■ YOUR GOAL
Recast the part that opens with the line containing "List all visible" and closes with the line containing "ornamental-palmette-emblem-icon bbox=[1323, 146, 1421, 314]" as a Markdown table with the columns No. and Line, numbering each line and leaving out blank lines. Include only those lines.

■ RECORDS TO PROCESS
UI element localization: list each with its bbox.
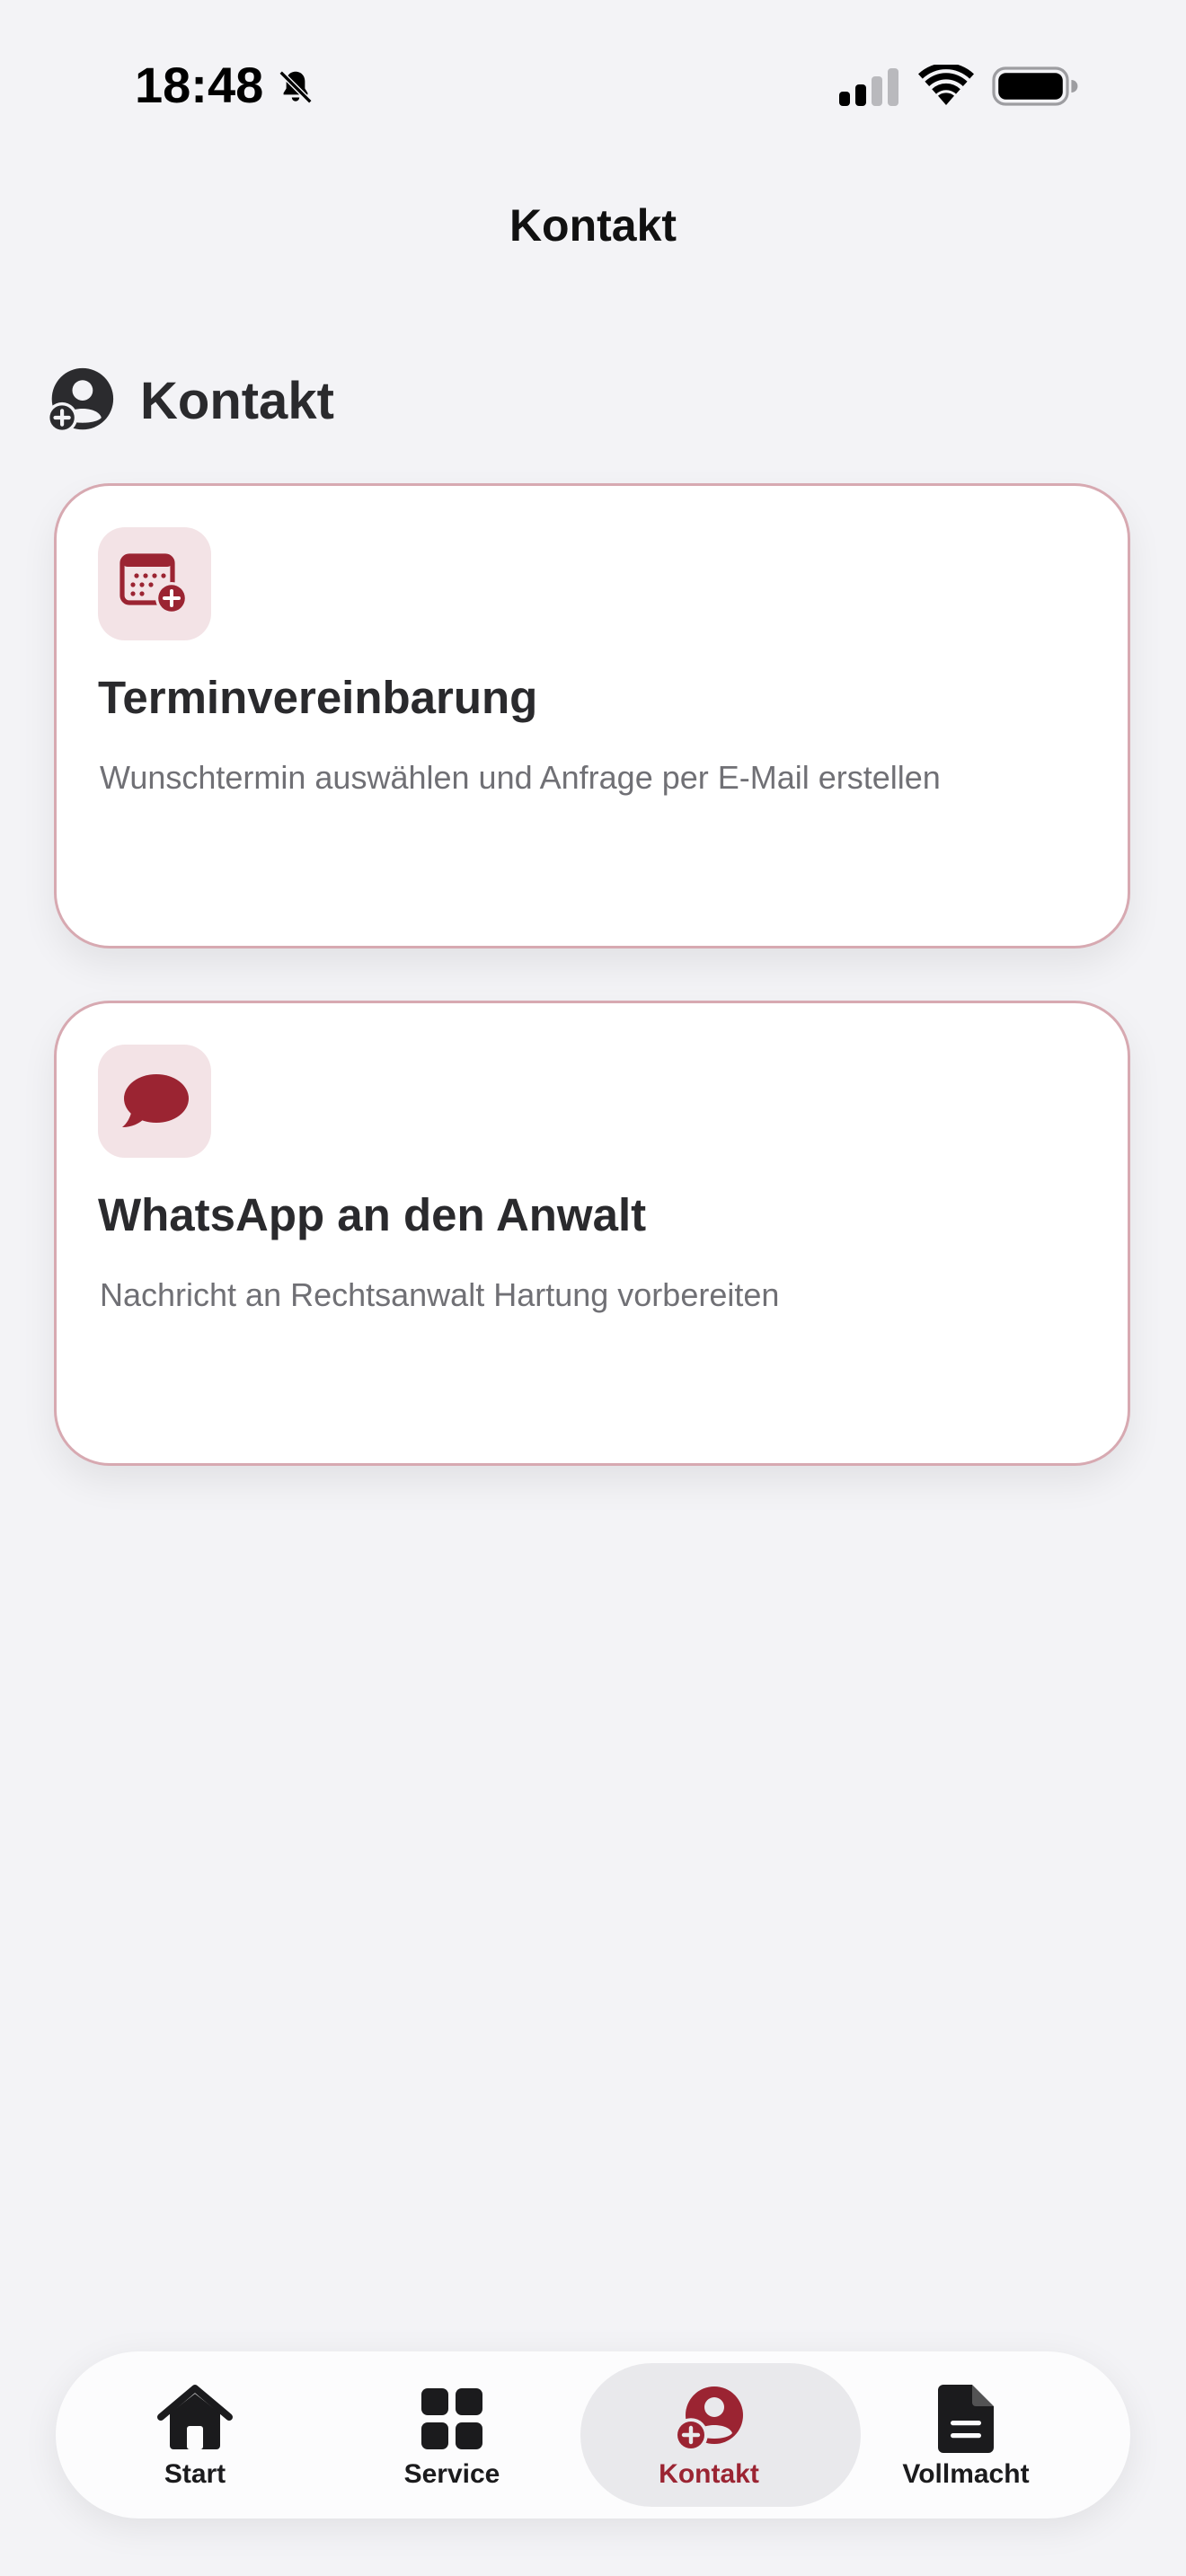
--
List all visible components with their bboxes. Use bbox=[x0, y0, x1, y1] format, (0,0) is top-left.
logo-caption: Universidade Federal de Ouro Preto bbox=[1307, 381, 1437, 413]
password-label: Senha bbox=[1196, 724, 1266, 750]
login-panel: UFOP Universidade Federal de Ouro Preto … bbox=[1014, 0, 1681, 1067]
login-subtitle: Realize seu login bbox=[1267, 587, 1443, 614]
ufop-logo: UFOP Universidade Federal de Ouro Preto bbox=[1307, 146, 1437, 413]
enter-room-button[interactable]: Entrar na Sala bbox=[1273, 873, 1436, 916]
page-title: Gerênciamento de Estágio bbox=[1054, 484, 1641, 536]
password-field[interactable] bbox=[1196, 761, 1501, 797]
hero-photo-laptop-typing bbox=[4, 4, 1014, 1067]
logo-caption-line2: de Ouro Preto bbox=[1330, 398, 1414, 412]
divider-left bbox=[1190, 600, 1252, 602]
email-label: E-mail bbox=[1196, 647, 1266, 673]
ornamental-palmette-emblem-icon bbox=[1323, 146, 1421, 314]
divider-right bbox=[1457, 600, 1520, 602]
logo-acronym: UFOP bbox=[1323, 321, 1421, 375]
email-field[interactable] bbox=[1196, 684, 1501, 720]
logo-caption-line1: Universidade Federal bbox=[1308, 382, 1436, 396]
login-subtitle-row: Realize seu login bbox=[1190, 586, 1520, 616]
==
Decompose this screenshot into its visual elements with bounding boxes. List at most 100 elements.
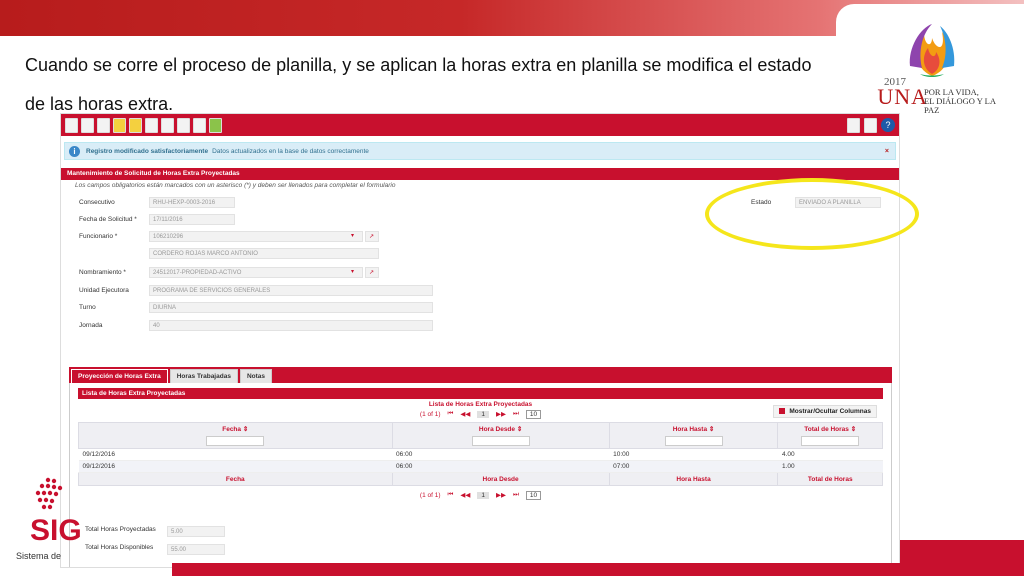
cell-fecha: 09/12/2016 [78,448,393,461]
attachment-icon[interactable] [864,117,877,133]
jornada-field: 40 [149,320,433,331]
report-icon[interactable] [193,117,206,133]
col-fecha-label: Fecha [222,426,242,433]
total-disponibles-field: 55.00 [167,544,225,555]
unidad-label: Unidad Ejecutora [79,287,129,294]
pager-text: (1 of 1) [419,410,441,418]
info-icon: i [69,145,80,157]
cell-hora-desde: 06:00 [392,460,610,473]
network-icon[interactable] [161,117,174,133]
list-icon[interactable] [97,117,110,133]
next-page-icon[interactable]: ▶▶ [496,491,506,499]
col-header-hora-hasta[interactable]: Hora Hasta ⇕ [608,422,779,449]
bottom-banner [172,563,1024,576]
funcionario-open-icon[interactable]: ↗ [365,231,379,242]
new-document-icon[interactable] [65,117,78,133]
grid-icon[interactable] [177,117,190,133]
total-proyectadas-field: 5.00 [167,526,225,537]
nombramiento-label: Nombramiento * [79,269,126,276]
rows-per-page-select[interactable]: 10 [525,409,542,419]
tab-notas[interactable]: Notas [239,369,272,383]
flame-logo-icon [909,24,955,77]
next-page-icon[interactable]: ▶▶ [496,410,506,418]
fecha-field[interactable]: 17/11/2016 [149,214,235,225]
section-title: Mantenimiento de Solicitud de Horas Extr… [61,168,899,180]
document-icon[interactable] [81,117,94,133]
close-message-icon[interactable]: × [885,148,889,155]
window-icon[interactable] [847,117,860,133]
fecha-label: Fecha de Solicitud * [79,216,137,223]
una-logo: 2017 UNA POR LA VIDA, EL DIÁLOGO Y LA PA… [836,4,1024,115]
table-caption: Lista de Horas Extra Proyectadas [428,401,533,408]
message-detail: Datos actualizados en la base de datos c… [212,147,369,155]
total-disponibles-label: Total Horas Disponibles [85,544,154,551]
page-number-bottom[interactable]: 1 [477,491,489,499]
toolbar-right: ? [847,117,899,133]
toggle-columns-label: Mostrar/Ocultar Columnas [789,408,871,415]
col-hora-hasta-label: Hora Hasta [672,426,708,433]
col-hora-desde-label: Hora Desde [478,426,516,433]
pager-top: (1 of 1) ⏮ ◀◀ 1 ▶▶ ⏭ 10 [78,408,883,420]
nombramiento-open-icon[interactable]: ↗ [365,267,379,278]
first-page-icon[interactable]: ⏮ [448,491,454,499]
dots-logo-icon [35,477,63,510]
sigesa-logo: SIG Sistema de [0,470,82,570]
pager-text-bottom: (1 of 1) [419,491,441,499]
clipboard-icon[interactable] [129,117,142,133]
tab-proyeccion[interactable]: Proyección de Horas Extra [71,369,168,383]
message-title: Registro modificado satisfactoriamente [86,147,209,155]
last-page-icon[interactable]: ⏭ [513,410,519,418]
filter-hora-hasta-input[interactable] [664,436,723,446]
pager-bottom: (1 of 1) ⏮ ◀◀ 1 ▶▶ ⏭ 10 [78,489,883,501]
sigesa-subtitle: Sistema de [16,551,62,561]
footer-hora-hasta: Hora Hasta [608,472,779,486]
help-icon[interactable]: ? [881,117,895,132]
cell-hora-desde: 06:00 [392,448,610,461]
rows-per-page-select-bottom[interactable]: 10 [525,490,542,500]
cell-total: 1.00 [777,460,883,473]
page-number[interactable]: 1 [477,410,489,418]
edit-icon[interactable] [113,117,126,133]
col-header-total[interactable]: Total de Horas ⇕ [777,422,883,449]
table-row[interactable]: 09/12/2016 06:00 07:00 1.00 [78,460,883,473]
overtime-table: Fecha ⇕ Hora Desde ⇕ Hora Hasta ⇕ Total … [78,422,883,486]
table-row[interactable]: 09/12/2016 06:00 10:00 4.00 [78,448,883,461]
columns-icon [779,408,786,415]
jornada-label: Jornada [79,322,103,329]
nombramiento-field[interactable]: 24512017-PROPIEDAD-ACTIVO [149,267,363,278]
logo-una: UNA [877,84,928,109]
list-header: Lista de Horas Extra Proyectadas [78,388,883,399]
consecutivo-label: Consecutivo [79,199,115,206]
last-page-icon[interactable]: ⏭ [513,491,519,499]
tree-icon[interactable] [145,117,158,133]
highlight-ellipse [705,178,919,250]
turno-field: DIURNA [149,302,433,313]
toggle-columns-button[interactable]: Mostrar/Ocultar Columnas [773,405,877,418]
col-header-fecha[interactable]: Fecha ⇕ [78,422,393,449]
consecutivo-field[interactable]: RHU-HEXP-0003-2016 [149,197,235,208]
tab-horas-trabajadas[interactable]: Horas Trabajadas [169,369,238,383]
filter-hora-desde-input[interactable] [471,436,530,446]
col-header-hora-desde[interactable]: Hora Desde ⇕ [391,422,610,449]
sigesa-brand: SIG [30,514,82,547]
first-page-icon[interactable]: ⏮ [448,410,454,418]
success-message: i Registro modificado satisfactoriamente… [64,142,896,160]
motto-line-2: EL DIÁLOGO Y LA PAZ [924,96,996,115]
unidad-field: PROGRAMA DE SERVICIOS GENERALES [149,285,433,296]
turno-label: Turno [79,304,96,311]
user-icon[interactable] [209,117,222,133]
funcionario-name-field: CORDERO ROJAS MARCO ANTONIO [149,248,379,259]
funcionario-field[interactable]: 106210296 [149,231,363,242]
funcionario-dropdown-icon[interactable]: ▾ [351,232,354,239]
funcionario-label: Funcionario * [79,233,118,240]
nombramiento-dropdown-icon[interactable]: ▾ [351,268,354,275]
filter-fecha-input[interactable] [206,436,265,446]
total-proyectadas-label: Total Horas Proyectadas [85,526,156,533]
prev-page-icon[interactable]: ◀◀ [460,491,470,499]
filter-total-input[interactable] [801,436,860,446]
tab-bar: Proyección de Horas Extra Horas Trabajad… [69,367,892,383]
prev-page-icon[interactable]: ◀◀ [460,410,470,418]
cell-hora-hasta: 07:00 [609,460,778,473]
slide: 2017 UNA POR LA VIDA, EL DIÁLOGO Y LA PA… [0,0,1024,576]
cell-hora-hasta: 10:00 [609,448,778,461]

■ OUTPUT BELOW
| No. | Line |
|---|---|
| 1 | List all visible components with their bboxes. Use bbox=[x0, y0, x1, y1] format, (0,0) is top-left. |
| 2 | logo-caption: Universidade Federal de Ouro Preto bbox=[1307, 381, 1437, 413] |
| 3 | password-label: Senha bbox=[1196, 724, 1266, 750] |
| 4 | login-panel: UFOP Universidade Federal de Ouro Preto … bbox=[1014, 0, 1681, 1067] |
| 5 | login-subtitle: Realize seu login bbox=[1267, 587, 1443, 614] |
| 6 | ufop-logo: UFOP Universidade Federal de Ouro Preto bbox=[1307, 146, 1437, 413] |
| 7 | enter-room-button[interactable]: Entrar na Sala bbox=[1273, 873, 1436, 916] |
| 8 | page-title: Gerênciamento de Estágio bbox=[1054, 484, 1641, 536] |
| 9 | password-field[interactable] bbox=[1196, 761, 1501, 797] |
| 10 | hero-photo-laptop-typing bbox=[4, 4, 1014, 1067] |
| 11 | logo-caption-line2: de Ouro Preto bbox=[1330, 398, 1414, 412] |
| 12 | divider-left bbox=[1190, 600, 1252, 602] |
| 13 | email-label: E-mail bbox=[1196, 647, 1266, 673] |
| 14 | ornamental-palmette-emblem-icon bbox=[1323, 146, 1421, 314] |